# What you should do
Repeat the whole listing below, word for word.

# Given entries
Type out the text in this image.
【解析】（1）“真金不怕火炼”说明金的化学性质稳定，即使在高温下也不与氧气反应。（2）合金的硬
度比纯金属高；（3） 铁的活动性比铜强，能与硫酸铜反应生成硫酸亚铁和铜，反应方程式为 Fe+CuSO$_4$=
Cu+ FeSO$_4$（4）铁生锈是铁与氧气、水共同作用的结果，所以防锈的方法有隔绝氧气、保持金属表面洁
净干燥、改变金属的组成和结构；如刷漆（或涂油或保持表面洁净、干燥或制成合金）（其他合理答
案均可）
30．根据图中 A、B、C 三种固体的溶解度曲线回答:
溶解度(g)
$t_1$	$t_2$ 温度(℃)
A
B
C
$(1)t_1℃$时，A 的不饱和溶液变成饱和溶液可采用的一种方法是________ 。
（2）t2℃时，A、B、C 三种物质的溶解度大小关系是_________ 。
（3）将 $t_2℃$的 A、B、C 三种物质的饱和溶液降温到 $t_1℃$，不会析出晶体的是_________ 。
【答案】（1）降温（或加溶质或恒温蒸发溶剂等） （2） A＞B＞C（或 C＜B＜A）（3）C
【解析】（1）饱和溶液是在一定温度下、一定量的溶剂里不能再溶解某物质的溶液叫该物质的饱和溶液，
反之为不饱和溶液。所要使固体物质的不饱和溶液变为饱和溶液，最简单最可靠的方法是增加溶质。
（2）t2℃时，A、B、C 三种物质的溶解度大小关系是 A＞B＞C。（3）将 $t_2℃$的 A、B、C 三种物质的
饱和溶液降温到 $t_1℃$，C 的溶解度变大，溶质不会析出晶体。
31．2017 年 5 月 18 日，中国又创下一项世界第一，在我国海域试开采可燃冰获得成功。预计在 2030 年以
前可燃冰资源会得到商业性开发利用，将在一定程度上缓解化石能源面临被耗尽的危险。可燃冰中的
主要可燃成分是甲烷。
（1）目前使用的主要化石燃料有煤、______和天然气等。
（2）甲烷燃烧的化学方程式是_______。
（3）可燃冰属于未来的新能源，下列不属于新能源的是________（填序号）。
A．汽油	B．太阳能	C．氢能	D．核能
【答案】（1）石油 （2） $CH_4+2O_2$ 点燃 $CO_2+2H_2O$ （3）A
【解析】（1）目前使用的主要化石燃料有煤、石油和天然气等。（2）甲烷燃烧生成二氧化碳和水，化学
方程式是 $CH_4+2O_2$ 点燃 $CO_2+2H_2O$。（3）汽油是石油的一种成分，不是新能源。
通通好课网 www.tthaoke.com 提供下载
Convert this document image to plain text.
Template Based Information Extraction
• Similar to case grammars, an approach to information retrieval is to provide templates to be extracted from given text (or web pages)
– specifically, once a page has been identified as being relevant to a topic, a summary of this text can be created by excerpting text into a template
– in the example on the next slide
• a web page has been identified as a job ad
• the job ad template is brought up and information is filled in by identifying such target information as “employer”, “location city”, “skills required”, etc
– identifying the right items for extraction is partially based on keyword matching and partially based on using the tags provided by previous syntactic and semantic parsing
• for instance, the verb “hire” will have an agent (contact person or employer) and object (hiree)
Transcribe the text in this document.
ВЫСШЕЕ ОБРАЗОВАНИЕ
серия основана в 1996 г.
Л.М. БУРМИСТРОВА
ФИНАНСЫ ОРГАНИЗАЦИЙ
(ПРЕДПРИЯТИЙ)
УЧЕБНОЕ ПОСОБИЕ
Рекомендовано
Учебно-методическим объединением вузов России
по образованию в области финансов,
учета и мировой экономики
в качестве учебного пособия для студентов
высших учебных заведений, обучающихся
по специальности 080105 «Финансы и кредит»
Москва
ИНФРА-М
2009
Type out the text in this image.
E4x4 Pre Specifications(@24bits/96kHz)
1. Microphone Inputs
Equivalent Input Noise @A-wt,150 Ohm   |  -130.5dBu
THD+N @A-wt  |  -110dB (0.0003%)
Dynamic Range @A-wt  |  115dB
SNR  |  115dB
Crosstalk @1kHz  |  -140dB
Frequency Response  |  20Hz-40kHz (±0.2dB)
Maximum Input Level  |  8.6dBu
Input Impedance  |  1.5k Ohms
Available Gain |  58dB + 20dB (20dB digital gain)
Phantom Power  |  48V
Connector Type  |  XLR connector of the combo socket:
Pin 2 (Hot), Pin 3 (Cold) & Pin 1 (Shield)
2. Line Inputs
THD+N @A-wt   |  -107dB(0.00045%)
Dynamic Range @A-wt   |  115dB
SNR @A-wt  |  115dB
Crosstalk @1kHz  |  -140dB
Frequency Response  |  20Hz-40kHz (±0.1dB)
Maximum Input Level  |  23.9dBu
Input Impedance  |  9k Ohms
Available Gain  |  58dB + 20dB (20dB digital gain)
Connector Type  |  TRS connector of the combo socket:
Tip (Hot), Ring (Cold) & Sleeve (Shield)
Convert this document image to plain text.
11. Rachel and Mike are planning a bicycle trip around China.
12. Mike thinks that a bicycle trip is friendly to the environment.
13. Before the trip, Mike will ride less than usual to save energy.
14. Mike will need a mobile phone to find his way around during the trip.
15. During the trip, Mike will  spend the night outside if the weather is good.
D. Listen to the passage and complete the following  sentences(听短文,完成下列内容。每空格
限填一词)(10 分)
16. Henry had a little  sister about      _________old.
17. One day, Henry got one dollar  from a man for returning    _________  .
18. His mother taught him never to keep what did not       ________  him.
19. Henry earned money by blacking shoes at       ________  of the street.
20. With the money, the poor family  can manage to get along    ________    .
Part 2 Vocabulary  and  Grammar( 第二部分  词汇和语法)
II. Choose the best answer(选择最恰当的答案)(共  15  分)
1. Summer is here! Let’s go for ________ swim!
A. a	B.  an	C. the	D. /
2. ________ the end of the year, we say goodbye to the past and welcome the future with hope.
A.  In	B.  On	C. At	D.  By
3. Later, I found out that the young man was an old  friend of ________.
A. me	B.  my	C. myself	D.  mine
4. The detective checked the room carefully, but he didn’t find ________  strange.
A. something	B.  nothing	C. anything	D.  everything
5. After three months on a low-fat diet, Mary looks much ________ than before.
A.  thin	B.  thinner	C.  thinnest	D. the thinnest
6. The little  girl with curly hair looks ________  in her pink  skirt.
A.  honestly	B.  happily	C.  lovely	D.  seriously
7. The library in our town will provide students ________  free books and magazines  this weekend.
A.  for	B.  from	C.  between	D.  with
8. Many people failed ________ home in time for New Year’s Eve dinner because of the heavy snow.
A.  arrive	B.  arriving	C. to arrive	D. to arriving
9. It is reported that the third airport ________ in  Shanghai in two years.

# Expected answer
Type out the text in this image.
【解析】（1）“真金不怕火炼”说明金的化学性质稳定，即使在高温下也不与氧气反应。（2）合金的硬
度比纯金属高；（3） 铁的活动性比铜强，能与硫酸铜反应生成硫酸亚铁和铜，反应方程式为 Fe+CuSO$_4$=
Cu+ FeSO$_4$（4）铁生锈是铁与氧气、水共同作用的结果，所以防锈的方法有隔绝氧气、保持金属表面洁
净干燥、改变金属的组成和结构；如刷漆（或涂油或保持表面洁净、干燥或制成合金）（其他合理答
案均可）
30．根据图中 A、B、C 三种固体的溶解度曲线回答:
溶解度(g)
$t_1$	$t_2$ 温度(℃)
A
B
C
$(1)t_1℃$时，A 的不饱和溶液变成饱和溶液可采用的一种方法是________ 。
（2）t2℃时，A、B、C 三种物质的溶解度大小关系是_________ 。
（3）将 $t_2℃$的 A、B、C 三种物质的饱和溶液降温到 $t_1℃$，不会析出晶体的是_________ 。
【答案】（1）降温（或加溶质或恒温蒸发溶剂等） （2） A＞B＞C（或 C＜B＜A）（3）C
【解析】（1）饱和溶液是在一定温度下、一定量的溶剂里不能再溶解某物质的溶液叫该物质的饱和溶液，
反之为不饱和溶液。所要使固体物质的不饱和溶液变为饱和溶液，最简单最可靠的方法是增加溶质。
（2）t2℃时，A、B、C 三种物质的溶解度大小关系是 A＞B＞C。（3）将 $t_2℃$的 A、B、C 三种物质的
饱和溶液降温到 $t_1℃$，C 的溶解度变大，溶质不会析出晶体。
31．2017 年 5 月 18 日，中国又创下一项世界第一，在我国海域试开采可燃冰获得成功。预计在 2030 年以
前可燃冰资源会得到商业性开发利用，将在一定程度上缓解化石能源面临被耗尽的危险。可燃冰中的
主要可燃成分是甲烷。
（1）目前使用的主要化石燃料有煤、______和天然气等。
（2）甲烷燃烧的化学方程式是_______。
（3）可燃冰属于未来的新能源，下列不属于新能源的是________（填序号）。
A．汽油	B．太阳能	C．氢能	D．核能
【答案】（1）石油 （2） $CH_4+2O_2$ 点燃 $CO_2+2H_2O$ （3）A
【解析】（1）目前使用的主要化石燃料有煤、石油和天然气等。（2）甲烷燃烧生成二氧化碳和水，化学
方程式是 $CH_4+2O_2$ 点燃 $CO_2+2H_2O$。（3）汽油是石油的一种成分，不是新能源。
通通好课网 www.tthaoke.com 提供下载
Convert this document image to plain text.
Template Based Information Extraction
• Similar to case grammars, an approach to information retrieval is to provide templates to be extracted from given text (or web pages)
– specifically, once a page has been identified as being relevant to a topic, a summary of this text can be created by excerpting text into a template
– in the example on the next slide
• a web page has been identified as a job ad
• the job ad template is brought up and information is filled in by identifying such target information as “employer”, “location city”, “skills required”, etc
– identifying the right items for extraction is partially based on keyword matching and partially based on using the tags provided by previous syntactic and semantic parsing
• for instance, the verb “hire” will have an agent (contact person or employer) and object (hiree)
Transcribe the text in this document.
ВЫСШЕЕ ОБРАЗОВАНИЕ
серия основана в 1996 г.
Л.М. БУРМИСТРОВА
ФИНАНСЫ ОРГАНИЗАЦИЙ
(ПРЕДПРИЯТИЙ)
УЧЕБНОЕ ПОСОБИЕ
Рекомендовано
Учебно-методическим объединением вузов России
по образованию в области финансов,
учета и мировой экономики
в качестве учебного пособия для студентов
высших учебных заведений, обучающихся
по специальности 080105 «Финансы и кредит»
Москва
ИНФРА-М
2009
Type out the text in this image.
E4x4 Pre Specifications(@24bits/96kHz)
1. Microphone Inputs
Equivalent Input Noise @A-wt,150 Ohm   |  -130.5dBu
THD+N @A-wt  |  -110dB (0.0003%)
Dynamic Range @A-wt  |  115dB
SNR  |  115dB
Crosstalk @1kHz  |  -140dB
Frequency Response  |  20Hz-40kHz (±0.2dB)
Maximum Input Level  |  8.6dBu
Input Impedance  |  1.5k Ohms
Available Gain |  58dB + 20dB (20dB digital gain)
Phantom Power  |  48V
Connector Type  |  XLR connector of the combo socket:
Pin 2 (Hot), Pin 3 (Cold) & Pin 1 (Shield)
2. Line Inputs
THD+N @A-wt   |  -107dB(0.00045%)
Dynamic Range @A-wt   |  115dB
SNR @A-wt  |  115dB
Crosstalk @1kHz  |  -140dB
Frequency Response  |  20Hz-40kHz (±0.1dB)
Maximum Input Level  |  23.9dBu
Input Impedance  |  9k Ohms
Available Gain  |  58dB + 20dB (20dB digital gain)
Connector Type  |  TRS connector of the combo socket:
Tip (Hot), Ring (Cold) & Sleeve (Shield)
Convert this document image to plain text.
11. Rachel and Mike are planning a bicycle trip around China.
12. Mike thinks that a bicycle trip is friendly to the environment.
13. Before the trip, Mike will ride less than usual to save energy.
14. Mike will need a mobile phone to find his way around during the trip.
15. During the trip, Mike will  spend the night outside if the weather is good.
D. Listen to the passage and complete the following  sentences(听短文,完成下列内容。每空格
限填一词)(10 分)
16. Henry had a little  sister about      _________old.
17. One day, Henry got one dollar  from a man for returning    _________  .
18. His mother taught him never to keep what did not       ________  him.
19. Henry earned money by blacking shoes at       ________  of the street.
20. With the money, the poor family  can manage to get along    ________    .
Part 2 Vocabulary  and  Grammar( 第二部分  词汇和语法)
II. Choose the best answer(选择最恰当的答案)(共  15  分)
1. Summer is here! Let’s go for ________ swim!
A. a	B.  an	C. the	D. /
2. ________ the end of the year, we say goodbye to the past and welcome the future with hope.
A.  In	B.  On	C. At	D.  By
3. Later, I found out that the young man was an old  friend of ________.
A. me	B.  my	C. myself	D.  mine
4. The detective checked the room carefully, but he didn’t find ________  strange.
A. something	B.  nothing	C. anything	D.  everything
5. After three months on a low-fat diet, Mary looks much ________ than before.
A.  thin	B.  thinner	C.  thinnest	D. the thinnest
6. The little  girl with curly hair looks ________  in her pink  skirt.
A.  honestly	B.  happily	C.  lovely	D.  seriously
7. The library in our town will provide students ________  free books and magazines  this weekend.
A.  for	B.  from	C.  between	D.  with
8. Many people failed ________ home in time for New Year’s Eve dinner because of the heavy snow.
A.  arrive	B.  arriving	C. to arrive	D. to arriving
9. It is reported that the third airport ________ in  Shanghai in two years.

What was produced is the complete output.